----- Task data -----
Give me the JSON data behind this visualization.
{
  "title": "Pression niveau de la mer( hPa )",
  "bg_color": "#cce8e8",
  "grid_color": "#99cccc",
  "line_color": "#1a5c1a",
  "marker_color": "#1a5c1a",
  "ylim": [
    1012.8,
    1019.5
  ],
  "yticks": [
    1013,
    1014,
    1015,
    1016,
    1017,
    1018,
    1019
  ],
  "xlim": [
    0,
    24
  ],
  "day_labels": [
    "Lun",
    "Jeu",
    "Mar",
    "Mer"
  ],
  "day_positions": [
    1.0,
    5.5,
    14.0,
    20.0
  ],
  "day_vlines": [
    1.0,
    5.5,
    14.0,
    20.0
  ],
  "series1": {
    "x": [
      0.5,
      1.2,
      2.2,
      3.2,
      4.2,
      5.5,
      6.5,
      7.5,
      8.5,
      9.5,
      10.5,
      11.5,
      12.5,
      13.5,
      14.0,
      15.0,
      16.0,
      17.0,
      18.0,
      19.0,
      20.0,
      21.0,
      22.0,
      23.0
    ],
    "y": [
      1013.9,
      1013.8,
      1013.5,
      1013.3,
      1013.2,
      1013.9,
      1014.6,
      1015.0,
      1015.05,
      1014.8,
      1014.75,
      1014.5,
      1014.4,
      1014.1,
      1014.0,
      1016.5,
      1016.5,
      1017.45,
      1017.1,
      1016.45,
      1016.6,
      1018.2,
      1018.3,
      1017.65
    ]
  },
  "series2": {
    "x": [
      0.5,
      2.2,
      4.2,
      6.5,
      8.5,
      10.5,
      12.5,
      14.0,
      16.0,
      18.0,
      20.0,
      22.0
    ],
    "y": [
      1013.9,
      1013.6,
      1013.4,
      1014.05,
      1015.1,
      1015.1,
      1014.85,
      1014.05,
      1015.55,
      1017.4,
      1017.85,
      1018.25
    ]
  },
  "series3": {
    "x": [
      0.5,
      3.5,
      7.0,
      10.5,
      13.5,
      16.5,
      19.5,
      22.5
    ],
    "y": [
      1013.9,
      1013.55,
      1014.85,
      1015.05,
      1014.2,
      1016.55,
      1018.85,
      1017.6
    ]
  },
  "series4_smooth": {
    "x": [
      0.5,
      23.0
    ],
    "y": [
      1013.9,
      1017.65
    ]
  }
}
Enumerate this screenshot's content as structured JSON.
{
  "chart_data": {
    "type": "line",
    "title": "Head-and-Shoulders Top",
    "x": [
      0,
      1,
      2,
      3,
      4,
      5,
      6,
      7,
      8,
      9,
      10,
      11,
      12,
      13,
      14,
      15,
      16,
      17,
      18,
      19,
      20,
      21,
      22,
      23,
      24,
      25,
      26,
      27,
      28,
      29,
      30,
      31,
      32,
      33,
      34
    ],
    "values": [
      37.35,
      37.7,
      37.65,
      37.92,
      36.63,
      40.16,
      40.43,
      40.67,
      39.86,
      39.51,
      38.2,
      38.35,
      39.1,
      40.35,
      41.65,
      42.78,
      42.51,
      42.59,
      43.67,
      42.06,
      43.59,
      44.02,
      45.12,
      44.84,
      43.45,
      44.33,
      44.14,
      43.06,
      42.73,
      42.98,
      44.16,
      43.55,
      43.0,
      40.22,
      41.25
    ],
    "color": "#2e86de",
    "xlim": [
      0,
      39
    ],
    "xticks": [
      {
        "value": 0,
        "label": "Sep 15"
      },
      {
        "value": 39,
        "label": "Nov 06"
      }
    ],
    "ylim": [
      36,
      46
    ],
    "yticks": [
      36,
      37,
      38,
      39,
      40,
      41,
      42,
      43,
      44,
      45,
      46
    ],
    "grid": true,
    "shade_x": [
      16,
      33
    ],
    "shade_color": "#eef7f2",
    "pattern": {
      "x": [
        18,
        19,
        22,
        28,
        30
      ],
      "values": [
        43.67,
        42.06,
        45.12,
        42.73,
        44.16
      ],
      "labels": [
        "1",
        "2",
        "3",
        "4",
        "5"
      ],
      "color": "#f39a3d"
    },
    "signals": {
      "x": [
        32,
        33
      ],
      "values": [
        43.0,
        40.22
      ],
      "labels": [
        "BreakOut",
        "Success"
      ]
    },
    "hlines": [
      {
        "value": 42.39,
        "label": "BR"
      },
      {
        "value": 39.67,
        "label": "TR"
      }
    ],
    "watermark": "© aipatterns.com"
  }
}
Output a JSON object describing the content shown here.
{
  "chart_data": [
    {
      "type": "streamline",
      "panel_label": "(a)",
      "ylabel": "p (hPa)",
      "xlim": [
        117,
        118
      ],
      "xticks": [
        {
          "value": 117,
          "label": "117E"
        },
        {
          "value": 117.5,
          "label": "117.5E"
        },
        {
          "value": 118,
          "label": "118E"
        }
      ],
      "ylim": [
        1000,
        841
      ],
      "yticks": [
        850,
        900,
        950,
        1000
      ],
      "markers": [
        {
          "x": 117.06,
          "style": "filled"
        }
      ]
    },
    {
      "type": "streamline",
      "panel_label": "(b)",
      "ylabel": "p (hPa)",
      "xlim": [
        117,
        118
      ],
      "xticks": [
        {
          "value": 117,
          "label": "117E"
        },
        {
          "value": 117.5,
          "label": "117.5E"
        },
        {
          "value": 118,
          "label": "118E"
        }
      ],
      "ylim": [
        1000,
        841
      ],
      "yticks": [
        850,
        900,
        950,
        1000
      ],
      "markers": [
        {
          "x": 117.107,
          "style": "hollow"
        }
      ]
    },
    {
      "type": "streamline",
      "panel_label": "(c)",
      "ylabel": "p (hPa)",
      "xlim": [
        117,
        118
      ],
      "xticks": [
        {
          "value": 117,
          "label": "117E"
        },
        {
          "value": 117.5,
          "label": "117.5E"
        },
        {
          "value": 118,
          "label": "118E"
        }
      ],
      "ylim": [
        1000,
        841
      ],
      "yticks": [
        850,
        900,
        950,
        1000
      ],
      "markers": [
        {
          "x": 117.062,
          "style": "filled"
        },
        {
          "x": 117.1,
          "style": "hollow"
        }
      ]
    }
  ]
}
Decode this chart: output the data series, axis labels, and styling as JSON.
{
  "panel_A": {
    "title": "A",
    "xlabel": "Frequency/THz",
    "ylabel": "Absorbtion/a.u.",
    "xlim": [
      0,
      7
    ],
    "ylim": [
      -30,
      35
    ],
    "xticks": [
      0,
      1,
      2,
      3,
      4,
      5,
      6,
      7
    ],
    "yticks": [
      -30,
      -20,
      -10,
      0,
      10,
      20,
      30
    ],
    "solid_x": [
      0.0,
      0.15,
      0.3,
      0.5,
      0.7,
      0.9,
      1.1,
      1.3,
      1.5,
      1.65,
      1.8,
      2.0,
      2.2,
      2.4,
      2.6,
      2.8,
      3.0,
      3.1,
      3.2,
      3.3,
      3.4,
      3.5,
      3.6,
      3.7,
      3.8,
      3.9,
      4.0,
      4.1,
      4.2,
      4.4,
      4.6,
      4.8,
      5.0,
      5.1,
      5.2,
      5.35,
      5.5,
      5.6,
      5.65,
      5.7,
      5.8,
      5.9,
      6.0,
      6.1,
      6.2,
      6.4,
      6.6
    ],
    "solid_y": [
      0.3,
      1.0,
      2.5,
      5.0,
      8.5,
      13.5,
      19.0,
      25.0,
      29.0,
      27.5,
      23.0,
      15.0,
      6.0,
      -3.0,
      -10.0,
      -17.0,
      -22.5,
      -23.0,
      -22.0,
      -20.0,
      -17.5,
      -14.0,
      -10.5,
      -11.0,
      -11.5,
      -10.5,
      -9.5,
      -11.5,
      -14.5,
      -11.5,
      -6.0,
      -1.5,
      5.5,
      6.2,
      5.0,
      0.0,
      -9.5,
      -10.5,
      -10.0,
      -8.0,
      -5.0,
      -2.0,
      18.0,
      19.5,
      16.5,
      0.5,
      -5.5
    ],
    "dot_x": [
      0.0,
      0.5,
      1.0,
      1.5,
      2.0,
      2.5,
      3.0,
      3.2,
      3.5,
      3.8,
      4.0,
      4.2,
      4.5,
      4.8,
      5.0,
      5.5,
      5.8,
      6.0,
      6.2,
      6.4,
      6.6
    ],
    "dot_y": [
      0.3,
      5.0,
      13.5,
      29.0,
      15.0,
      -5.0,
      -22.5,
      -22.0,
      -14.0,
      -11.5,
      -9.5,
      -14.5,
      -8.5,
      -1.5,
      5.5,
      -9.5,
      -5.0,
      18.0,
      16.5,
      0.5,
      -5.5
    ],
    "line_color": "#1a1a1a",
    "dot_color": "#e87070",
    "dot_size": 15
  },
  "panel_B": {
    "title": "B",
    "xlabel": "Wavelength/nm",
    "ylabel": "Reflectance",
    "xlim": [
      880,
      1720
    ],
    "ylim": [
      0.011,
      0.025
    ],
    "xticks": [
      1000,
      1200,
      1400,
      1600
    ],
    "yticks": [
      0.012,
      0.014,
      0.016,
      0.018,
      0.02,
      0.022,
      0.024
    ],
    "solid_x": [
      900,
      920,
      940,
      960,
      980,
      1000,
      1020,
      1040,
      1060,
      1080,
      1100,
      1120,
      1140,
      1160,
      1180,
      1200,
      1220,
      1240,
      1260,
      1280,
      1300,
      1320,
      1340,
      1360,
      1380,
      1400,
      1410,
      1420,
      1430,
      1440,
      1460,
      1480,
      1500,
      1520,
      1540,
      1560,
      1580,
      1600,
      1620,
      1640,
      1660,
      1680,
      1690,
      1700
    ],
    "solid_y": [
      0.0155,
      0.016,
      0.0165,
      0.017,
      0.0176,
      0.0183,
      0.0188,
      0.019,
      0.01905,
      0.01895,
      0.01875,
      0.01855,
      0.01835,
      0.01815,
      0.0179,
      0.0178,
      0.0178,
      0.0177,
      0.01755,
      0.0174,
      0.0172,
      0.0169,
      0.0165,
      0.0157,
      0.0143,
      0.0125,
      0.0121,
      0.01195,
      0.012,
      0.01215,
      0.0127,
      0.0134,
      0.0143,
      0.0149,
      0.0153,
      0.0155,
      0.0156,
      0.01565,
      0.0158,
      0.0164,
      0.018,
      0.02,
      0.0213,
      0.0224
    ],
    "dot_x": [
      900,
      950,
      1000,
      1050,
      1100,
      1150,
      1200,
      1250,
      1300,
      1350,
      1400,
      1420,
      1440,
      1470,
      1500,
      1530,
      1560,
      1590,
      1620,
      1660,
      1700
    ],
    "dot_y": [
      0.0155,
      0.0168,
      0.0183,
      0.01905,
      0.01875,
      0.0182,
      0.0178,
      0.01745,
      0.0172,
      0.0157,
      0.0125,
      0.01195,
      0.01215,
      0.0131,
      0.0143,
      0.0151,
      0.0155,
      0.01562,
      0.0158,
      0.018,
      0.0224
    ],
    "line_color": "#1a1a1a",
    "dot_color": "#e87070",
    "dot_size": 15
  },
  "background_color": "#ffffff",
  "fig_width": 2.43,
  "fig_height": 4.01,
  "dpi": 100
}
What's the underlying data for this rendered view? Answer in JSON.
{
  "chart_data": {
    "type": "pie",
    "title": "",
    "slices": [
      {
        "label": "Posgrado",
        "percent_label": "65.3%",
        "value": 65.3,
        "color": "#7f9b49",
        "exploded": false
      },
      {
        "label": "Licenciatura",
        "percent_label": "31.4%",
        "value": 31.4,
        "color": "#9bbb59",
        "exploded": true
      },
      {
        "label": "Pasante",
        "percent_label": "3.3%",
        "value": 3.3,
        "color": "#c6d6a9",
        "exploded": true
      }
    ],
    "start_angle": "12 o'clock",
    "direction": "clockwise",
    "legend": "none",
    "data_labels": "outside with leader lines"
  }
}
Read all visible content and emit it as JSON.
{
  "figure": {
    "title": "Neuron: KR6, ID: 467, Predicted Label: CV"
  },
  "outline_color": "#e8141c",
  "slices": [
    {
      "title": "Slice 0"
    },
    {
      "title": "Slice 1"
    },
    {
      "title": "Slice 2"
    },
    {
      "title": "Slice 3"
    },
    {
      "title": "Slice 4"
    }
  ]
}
-----
*Given request*: Check each line of the records for "title" and copy the ones that contain it.

*Result of this exercise*:
  "title": "Pression niveau de la mer( hPa )",
    "title": "Head-and-Shoulders Top",
    "title": "A",
    "title": "B",
    "title": "",
    "title": "Neuron: KR6, ID: 467, Predicted Label: CV"
      "title": "Slice 0"
      "title": "Slice 1"
      "title": "Slice 2"
      "title": "Slice 3"
      "title": "Slice 4"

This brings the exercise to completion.